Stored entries
■ ■ ■ ■ ■ ■ ■

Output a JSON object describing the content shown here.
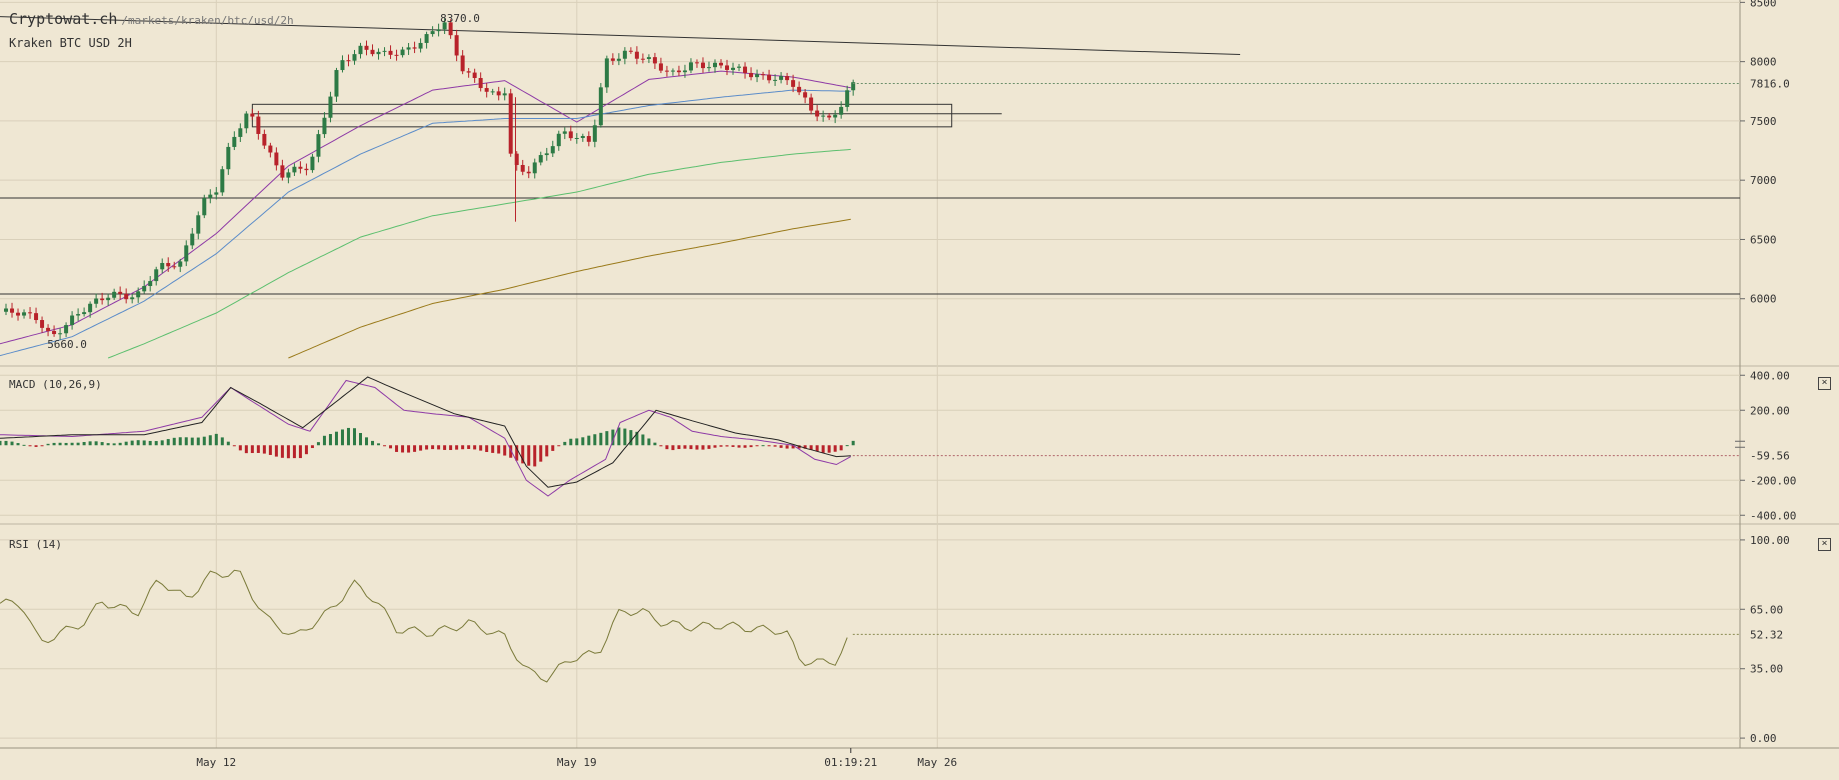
{
  "site": {
    "name": "Cryptowat.ch",
    "path": "/markets/kraken/btc/usd/2h"
  },
  "pair_label": "Kraken BTC USD 2H",
  "chart_data": [
    {
      "type": "candlestick",
      "title": "Kraken BTC USD 2H",
      "ylim": [
        5500,
        8520
      ],
      "yticks": [
        {
          "v": 8500,
          "label": "8500"
        },
        {
          "v": 8000,
          "label": "8000"
        },
        {
          "v": 7500,
          "label": "7500"
        },
        {
          "v": 7000,
          "label": "7000"
        },
        {
          "v": 6500,
          "label": "6500"
        },
        {
          "v": 6000,
          "label": "6000"
        }
      ],
      "xlabels": [
        {
          "x": 3.0,
          "label": "May 12"
        },
        {
          "x": 8.0,
          "label": "May 19"
        },
        {
          "x": 13.0,
          "label": "May 26"
        }
      ],
      "time_label": "01:19:21",
      "last_price": {
        "value": 7816.0,
        "label": "7816.0"
      },
      "annotations": [
        {
          "x": 6.16,
          "y": 8370,
          "label": "8370.0"
        },
        {
          "x": 0.71,
          "y": 5660,
          "label": "5660.0"
        }
      ],
      "horizontal_lines": [
        6850,
        6040
      ],
      "trendline": {
        "x0": 0,
        "y0": 8380,
        "x1": 17.2,
        "y1": 8060
      },
      "range_box": {
        "x0": 3.5,
        "x1": 13.2,
        "y0": 7450,
        "y1": 7640
      },
      "grid": true,
      "candles_anchors": [
        [
          0.0,
          5890
        ],
        [
          0.5,
          5840
        ],
        [
          0.71,
          5690
        ],
        [
          1.0,
          5830
        ],
        [
          1.3,
          5950
        ],
        [
          1.55,
          6050
        ],
        [
          1.9,
          6030
        ],
        [
          2.2,
          6250
        ],
        [
          2.5,
          6300
        ],
        [
          2.8,
          6820
        ],
        [
          3.0,
          6920
        ],
        [
          3.2,
          7300
        ],
        [
          3.45,
          7580
        ],
        [
          3.9,
          7050
        ],
        [
          4.3,
          7100
        ],
        [
          4.7,
          8000
        ],
        [
          5.0,
          8100
        ],
        [
          5.3,
          8050
        ],
        [
          5.6,
          8100
        ],
        [
          5.9,
          8200
        ],
        [
          6.16,
          8320
        ],
        [
          6.4,
          7950
        ],
        [
          6.9,
          7700
        ],
        [
          7.0,
          7750
        ],
        [
          7.1,
          7100
        ],
        [
          7.3,
          7050
        ],
        [
          7.5,
          7200
        ],
        [
          7.8,
          7420
        ],
        [
          8.0,
          7350
        ],
        [
          8.2,
          7300
        ],
        [
          8.4,
          8000
        ],
        [
          8.7,
          8100
        ],
        [
          9.0,
          8000
        ],
        [
          9.3,
          7880
        ],
        [
          9.6,
          8000
        ],
        [
          10.0,
          7950
        ],
        [
          10.4,
          7900
        ],
        [
          10.8,
          7870
        ],
        [
          11.0,
          7800
        ],
        [
          11.25,
          7580
        ],
        [
          11.5,
          7520
        ],
        [
          11.7,
          7680
        ],
        [
          11.8,
          7816
        ]
      ],
      "moving_averages": [
        {
          "color": "#8e3aa6",
          "values": [
            [
              0,
              5620
            ],
            [
              1,
              5780
            ],
            [
              2,
              6100
            ],
            [
              3,
              6550
            ],
            [
              4,
              7120
            ],
            [
              5,
              7460
            ],
            [
              6,
              7760
            ],
            [
              7,
              7840
            ],
            [
              8,
              7490
            ],
            [
              9,
              7850
            ],
            [
              10,
              7920
            ],
            [
              11,
              7870
            ],
            [
              11.8,
              7780
            ]
          ]
        },
        {
          "color": "#5b8cc9",
          "values": [
            [
              0,
              5520
            ],
            [
              1,
              5680
            ],
            [
              2,
              5980
            ],
            [
              3,
              6380
            ],
            [
              4,
              6900
            ],
            [
              5,
              7220
            ],
            [
              6,
              7480
            ],
            [
              7,
              7520
            ],
            [
              8,
              7520
            ],
            [
              9,
              7630
            ],
            [
              10,
              7700
            ],
            [
              11,
              7760
            ],
            [
              11.8,
              7750
            ]
          ]
        },
        {
          "color": "#5cbf6e",
          "values": [
            [
              1.5,
              5500
            ],
            [
              2,
              5620
            ],
            [
              3,
              5880
            ],
            [
              4,
              6220
            ],
            [
              5,
              6520
            ],
            [
              6,
              6700
            ],
            [
              7,
              6800
            ],
            [
              8,
              6900
            ],
            [
              9,
              7050
            ],
            [
              10,
              7150
            ],
            [
              11,
              7220
            ],
            [
              11.8,
              7260
            ]
          ]
        },
        {
          "color": "#9a7a1a",
          "values": [
            [
              4,
              5500
            ],
            [
              5,
              5760
            ],
            [
              6,
              5960
            ],
            [
              7,
              6080
            ],
            [
              8,
              6230
            ],
            [
              9,
              6360
            ],
            [
              10,
              6470
            ],
            [
              11,
              6590
            ],
            [
              11.8,
              6670
            ]
          ]
        }
      ]
    },
    {
      "type": "line",
      "title": "MACD (10,26,9)",
      "ylim": [
        -410,
        430
      ],
      "yticks": [
        {
          "v": 400,
          "label": "400.00"
        },
        {
          "v": 200,
          "label": "200.00"
        },
        {
          "v": -200,
          "label": "-200.00"
        },
        {
          "v": -400,
          "label": "-400.00"
        }
      ],
      "last": {
        "value": -59.56,
        "label": "-59.56"
      },
      "series": [
        {
          "color": "#8e3aa6",
          "points": [
            [
              0,
              60
            ],
            [
              1,
              50
            ],
            [
              2,
              80
            ],
            [
              2.8,
              160
            ],
            [
              3.2,
              330
            ],
            [
              3.5,
              250
            ],
            [
              4.0,
              120
            ],
            [
              4.3,
              80
            ],
            [
              4.8,
              370
            ],
            [
              5.2,
              330
            ],
            [
              5.6,
              200
            ],
            [
              6.0,
              180
            ],
            [
              6.5,
              160
            ],
            [
              7.0,
              40
            ],
            [
              7.3,
              -200
            ],
            [
              7.6,
              -290
            ],
            [
              7.9,
              -200
            ],
            [
              8.4,
              -80
            ],
            [
              8.6,
              130
            ],
            [
              9.0,
              200
            ],
            [
              9.3,
              160
            ],
            [
              9.6,
              80
            ],
            [
              10.0,
              50
            ],
            [
              10.5,
              30
            ],
            [
              11.0,
              0
            ],
            [
              11.3,
              -80
            ],
            [
              11.6,
              -110
            ],
            [
              11.8,
              -65
            ]
          ]
        },
        {
          "color": "#222222",
          "points": [
            [
              0,
              40
            ],
            [
              1,
              60
            ],
            [
              2,
              60
            ],
            [
              2.8,
              130
            ],
            [
              3.2,
              330
            ],
            [
              3.6,
              240
            ],
            [
              4.2,
              100
            ],
            [
              5.1,
              390
            ],
            [
              5.6,
              300
            ],
            [
              6.3,
              180
            ],
            [
              7.0,
              110
            ],
            [
              7.3,
              -120
            ],
            [
              7.6,
              -240
            ],
            [
              8.0,
              -210
            ],
            [
              8.5,
              -100
            ],
            [
              9.1,
              200
            ],
            [
              9.6,
              140
            ],
            [
              10.2,
              70
            ],
            [
              10.8,
              30
            ],
            [
              11.2,
              -20
            ],
            [
              11.6,
              -65
            ],
            [
              11.8,
              -60
            ]
          ]
        }
      ],
      "histogram": [
        [
          0,
          25
        ],
        [
          0.5,
          -5
        ],
        [
          1,
          20
        ],
        [
          1.5,
          15
        ],
        [
          2,
          25
        ],
        [
          2.5,
          40
        ],
        [
          3,
          60
        ],
        [
          3.4,
          -40
        ],
        [
          3.8,
          -60
        ],
        [
          4.2,
          -80
        ],
        [
          4.5,
          60
        ],
        [
          4.9,
          100
        ],
        [
          5.2,
          20
        ],
        [
          5.5,
          -40
        ],
        [
          5.9,
          -30
        ],
        [
          6.3,
          -20
        ],
        [
          6.6,
          -30
        ],
        [
          6.9,
          -40
        ],
        [
          7.2,
          -100
        ],
        [
          7.4,
          -120
        ],
        [
          7.6,
          -60
        ],
        [
          7.9,
          40
        ],
        [
          8.3,
          60
        ],
        [
          8.6,
          110
        ],
        [
          8.9,
          60
        ],
        [
          9.3,
          -30
        ],
        [
          9.7,
          -20
        ],
        [
          10.2,
          -10
        ],
        [
          10.6,
          -5
        ],
        [
          11.0,
          -15
        ],
        [
          11.4,
          -40
        ],
        [
          11.7,
          -30
        ],
        [
          11.8,
          20
        ]
      ]
    },
    {
      "type": "line",
      "title": "RSI (14)",
      "ylim": [
        -5,
        105
      ],
      "yticks": [
        {
          "v": 100,
          "label": "100.00"
        },
        {
          "v": 65,
          "label": "65.00"
        },
        {
          "v": 35,
          "label": "35.00"
        },
        {
          "v": 0,
          "label": "0.00"
        }
      ],
      "last": {
        "value": 52.32,
        "label": "52.32"
      },
      "series": [
        {
          "color": "#7a7a3a",
          "points": [
            [
              0,
              68
            ],
            [
              0.3,
              68
            ],
            [
              0.55,
              48
            ],
            [
              0.9,
              54
            ],
            [
              1.2,
              59
            ],
            [
              1.4,
              69
            ],
            [
              1.9,
              63
            ],
            [
              2.2,
              80
            ],
            [
              2.6,
              70
            ],
            [
              2.9,
              82
            ],
            [
              3.3,
              84
            ],
            [
              3.7,
              60
            ],
            [
              4.1,
              51
            ],
            [
              4.6,
              65
            ],
            [
              4.9,
              78
            ],
            [
              5.2,
              70
            ],
            [
              5.5,
              55
            ],
            [
              6.0,
              53
            ],
            [
              6.5,
              58
            ],
            [
              7.0,
              51
            ],
            [
              7.3,
              34
            ],
            [
              7.6,
              30
            ],
            [
              7.9,
              40
            ],
            [
              8.3,
              43
            ],
            [
              8.6,
              64
            ],
            [
              8.9,
              64
            ],
            [
              9.2,
              58
            ],
            [
              9.6,
              56
            ],
            [
              10.0,
              57
            ],
            [
              10.5,
              55
            ],
            [
              10.9,
              54
            ],
            [
              11.1,
              39
            ],
            [
              11.4,
              38
            ],
            [
              11.6,
              39
            ],
            [
              11.8,
              52
            ]
          ]
        }
      ]
    }
  ]
}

■ ■ ■ ■ ■ ■ ■

(What you have to do): Count every line in the data where the string "title" occurs. Give nothing except the number.

(The reply): 3